_Task data_:
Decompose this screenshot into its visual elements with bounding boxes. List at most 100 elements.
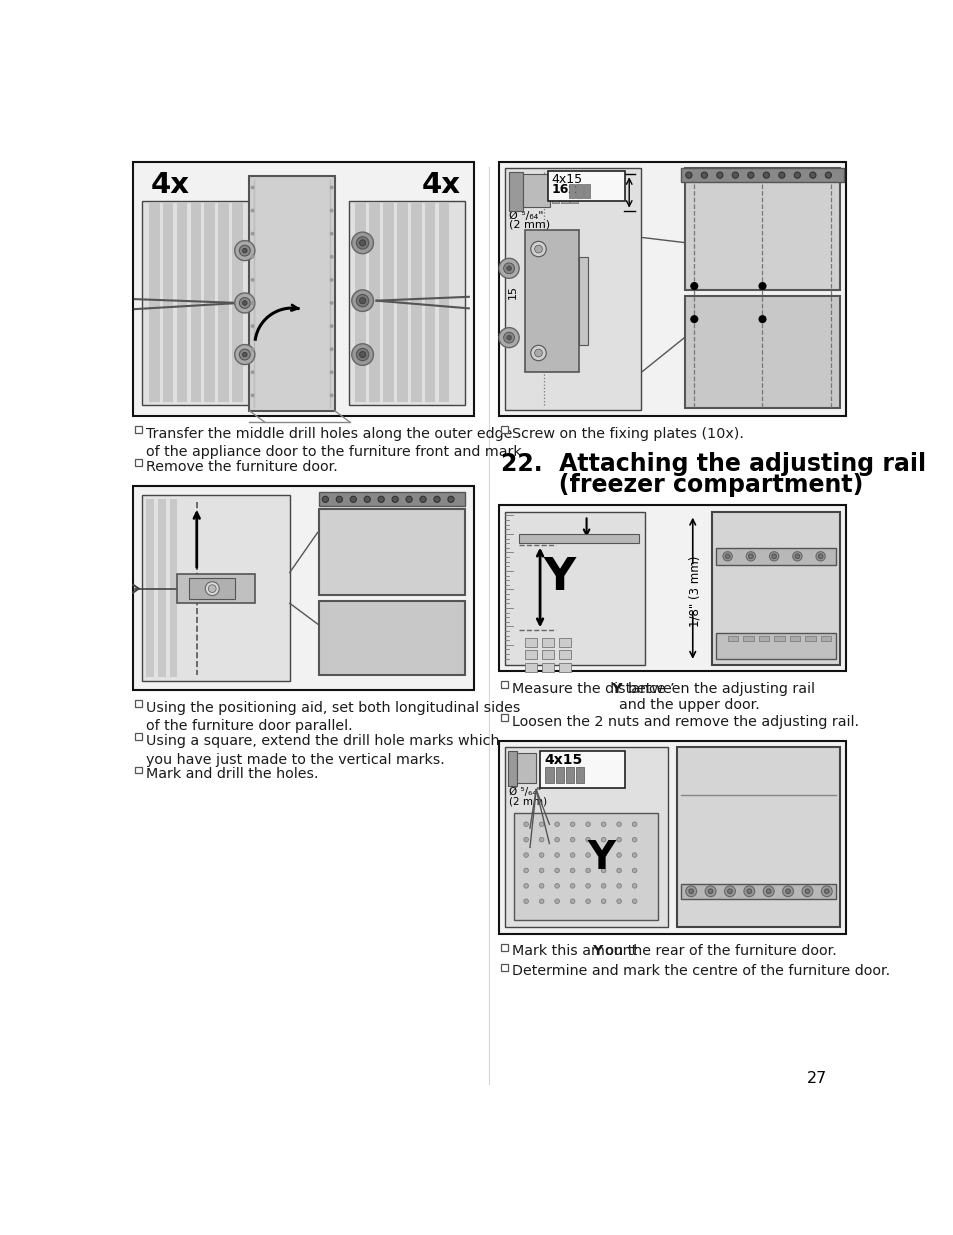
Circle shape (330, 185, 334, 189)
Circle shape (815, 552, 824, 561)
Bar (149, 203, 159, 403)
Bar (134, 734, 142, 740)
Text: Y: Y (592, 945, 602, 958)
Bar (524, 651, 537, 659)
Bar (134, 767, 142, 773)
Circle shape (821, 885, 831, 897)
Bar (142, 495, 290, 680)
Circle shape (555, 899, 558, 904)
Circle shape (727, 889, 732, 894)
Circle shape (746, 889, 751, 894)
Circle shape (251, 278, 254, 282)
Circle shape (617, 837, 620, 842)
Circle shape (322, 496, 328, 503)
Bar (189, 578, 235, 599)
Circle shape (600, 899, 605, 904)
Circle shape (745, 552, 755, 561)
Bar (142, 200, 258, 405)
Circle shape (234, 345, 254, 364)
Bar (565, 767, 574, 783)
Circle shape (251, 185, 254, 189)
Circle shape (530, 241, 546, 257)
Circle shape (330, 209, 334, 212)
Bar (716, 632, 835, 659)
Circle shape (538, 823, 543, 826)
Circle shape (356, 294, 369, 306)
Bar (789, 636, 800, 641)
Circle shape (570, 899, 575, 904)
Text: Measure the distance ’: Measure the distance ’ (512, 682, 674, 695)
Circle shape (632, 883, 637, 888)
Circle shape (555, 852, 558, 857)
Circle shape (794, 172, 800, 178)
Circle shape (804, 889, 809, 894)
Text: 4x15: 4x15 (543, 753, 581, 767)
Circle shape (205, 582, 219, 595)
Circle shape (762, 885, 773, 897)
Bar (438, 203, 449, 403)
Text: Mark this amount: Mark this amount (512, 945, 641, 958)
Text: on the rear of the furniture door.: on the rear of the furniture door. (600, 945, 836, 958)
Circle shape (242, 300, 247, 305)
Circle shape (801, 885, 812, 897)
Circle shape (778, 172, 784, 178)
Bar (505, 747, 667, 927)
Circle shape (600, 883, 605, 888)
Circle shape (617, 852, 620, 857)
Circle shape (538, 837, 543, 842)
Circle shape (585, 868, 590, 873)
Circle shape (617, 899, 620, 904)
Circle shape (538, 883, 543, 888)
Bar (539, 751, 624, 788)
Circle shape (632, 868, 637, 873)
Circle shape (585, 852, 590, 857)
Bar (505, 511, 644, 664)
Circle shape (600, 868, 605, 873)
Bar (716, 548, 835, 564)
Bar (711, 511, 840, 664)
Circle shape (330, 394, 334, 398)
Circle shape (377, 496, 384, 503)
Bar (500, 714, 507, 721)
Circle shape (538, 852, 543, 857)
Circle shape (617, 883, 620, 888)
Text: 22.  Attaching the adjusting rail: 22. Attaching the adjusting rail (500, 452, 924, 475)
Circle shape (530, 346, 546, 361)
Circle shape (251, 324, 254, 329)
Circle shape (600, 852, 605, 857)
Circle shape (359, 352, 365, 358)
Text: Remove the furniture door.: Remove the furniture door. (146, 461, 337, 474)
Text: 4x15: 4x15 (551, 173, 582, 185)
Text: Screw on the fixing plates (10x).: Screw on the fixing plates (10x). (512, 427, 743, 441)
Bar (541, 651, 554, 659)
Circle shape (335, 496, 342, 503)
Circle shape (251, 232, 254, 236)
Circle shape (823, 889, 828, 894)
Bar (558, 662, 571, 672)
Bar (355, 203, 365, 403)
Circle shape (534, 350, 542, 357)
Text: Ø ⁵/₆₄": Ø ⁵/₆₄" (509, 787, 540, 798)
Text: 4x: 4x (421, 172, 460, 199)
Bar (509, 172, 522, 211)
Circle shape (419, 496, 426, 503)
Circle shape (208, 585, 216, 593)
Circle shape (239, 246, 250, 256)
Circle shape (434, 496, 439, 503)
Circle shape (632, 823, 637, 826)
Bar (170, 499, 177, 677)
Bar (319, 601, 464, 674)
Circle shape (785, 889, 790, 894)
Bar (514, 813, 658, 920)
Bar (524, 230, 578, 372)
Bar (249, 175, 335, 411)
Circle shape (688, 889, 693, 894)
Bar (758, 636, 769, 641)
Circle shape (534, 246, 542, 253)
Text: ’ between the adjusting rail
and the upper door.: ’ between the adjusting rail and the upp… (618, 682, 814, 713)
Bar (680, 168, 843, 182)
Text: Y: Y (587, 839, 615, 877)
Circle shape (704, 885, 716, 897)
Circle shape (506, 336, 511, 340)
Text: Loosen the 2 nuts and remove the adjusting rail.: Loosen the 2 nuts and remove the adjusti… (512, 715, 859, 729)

_Your objective_:
Please repeat every line of the entries above word for word, leaving out the pictures.

_Result_:
Decompose this screenshot into its visual elements with bounding boxes. List at most 100 elements.
Circle shape (330, 185, 334, 189)
Circle shape (815, 552, 824, 561)
Bar (149, 203, 159, 403)
Bar (134, 734, 142, 740)
Text: Y: Y (592, 945, 602, 958)
Bar (524, 651, 537, 659)
Bar (134, 767, 142, 773)
Circle shape (821, 885, 831, 897)
Bar (142, 495, 290, 680)
Circle shape (555, 899, 558, 904)
Circle shape (727, 889, 732, 894)
Circle shape (746, 889, 751, 894)
Circle shape (251, 278, 254, 282)
Circle shape (617, 837, 620, 842)
Circle shape (322, 496, 328, 503)
Bar (189, 578, 235, 599)
Circle shape (600, 899, 605, 904)
Circle shape (745, 552, 755, 561)
Bar (142, 200, 258, 405)
Circle shape (234, 345, 254, 364)
Bar (565, 767, 574, 783)
Circle shape (251, 185, 254, 189)
Circle shape (530, 241, 546, 257)
Circle shape (330, 209, 334, 212)
Bar (716, 632, 835, 659)
Circle shape (538, 823, 543, 826)
Circle shape (356, 294, 369, 306)
Bar (789, 636, 800, 641)
Circle shape (570, 899, 575, 904)
Text: Measure the distance ’: Measure the distance ’ (512, 682, 674, 695)
Circle shape (632, 883, 637, 888)
Circle shape (555, 852, 558, 857)
Circle shape (794, 172, 800, 178)
Circle shape (804, 889, 809, 894)
Text: 4x15: 4x15 (543, 753, 581, 767)
Circle shape (205, 582, 219, 595)
Circle shape (762, 885, 773, 897)
Bar (438, 203, 449, 403)
Text: Mark this amount: Mark this amount (512, 945, 641, 958)
Text: on the rear of the furniture door.: on the rear of the furniture door. (600, 945, 836, 958)
Circle shape (242, 300, 247, 305)
Circle shape (801, 885, 812, 897)
Circle shape (778, 172, 784, 178)
Bar (505, 747, 667, 927)
Circle shape (600, 883, 605, 888)
Circle shape (617, 852, 620, 857)
Circle shape (538, 837, 543, 842)
Circle shape (585, 868, 590, 873)
Circle shape (617, 899, 620, 904)
Circle shape (538, 883, 543, 888)
Bar (539, 751, 624, 788)
Circle shape (632, 868, 637, 873)
Circle shape (585, 852, 590, 857)
Bar (505, 511, 644, 664)
Circle shape (600, 868, 605, 873)
Bar (716, 548, 835, 564)
Bar (711, 511, 840, 664)
Circle shape (330, 394, 334, 398)
Circle shape (377, 496, 384, 503)
Bar (500, 714, 507, 721)
Circle shape (538, 852, 543, 857)
Circle shape (617, 883, 620, 888)
Text: 22.  Attaching the adjusting rail: 22. Attaching the adjusting rail (500, 452, 924, 475)
Circle shape (530, 346, 546, 361)
Circle shape (251, 324, 254, 329)
Circle shape (600, 852, 605, 857)
Circle shape (359, 352, 365, 358)
Text: Remove the furniture door.: Remove the furniture door. (146, 461, 337, 474)
Text: 4x15: 4x15 (551, 173, 582, 185)
Text: Screw on the fixing plates (10x).: Screw on the fixing plates (10x). (512, 427, 743, 441)
Bar (541, 651, 554, 659)
Circle shape (335, 496, 342, 503)
Circle shape (251, 232, 254, 236)
Circle shape (823, 889, 828, 894)
Bar (558, 662, 571, 672)
Bar (355, 203, 365, 403)
Circle shape (534, 350, 542, 357)
Text: Ø ⁵/₆₄": Ø ⁵/₆₄" (509, 787, 540, 798)
Text: 4x: 4x (421, 172, 460, 199)
Bar (509, 172, 522, 211)
Circle shape (419, 496, 426, 503)
Circle shape (208, 585, 216, 593)
Circle shape (239, 246, 250, 256)
Circle shape (434, 496, 439, 503)
Circle shape (632, 823, 637, 826)
Bar (170, 499, 177, 677)
Bar (319, 601, 464, 674)
Circle shape (785, 889, 790, 894)
Bar (514, 813, 658, 920)
Bar (524, 230, 578, 372)
Bar (249, 175, 335, 411)
Circle shape (688, 889, 693, 894)
Bar (758, 636, 769, 641)
Circle shape (534, 246, 542, 253)
Text: ’ between the adjusting rail
and the upper door.: ’ between the adjusting rail and the upp… (618, 682, 814, 713)
Bar (680, 168, 843, 182)
Text: Y: Y (587, 839, 615, 877)
Circle shape (704, 885, 716, 897)
Circle shape (506, 336, 511, 340)
Text: Loosen the 2 nuts and remove the adjusting rail.: Loosen the 2 nuts and remove the adjusti… (512, 715, 859, 729)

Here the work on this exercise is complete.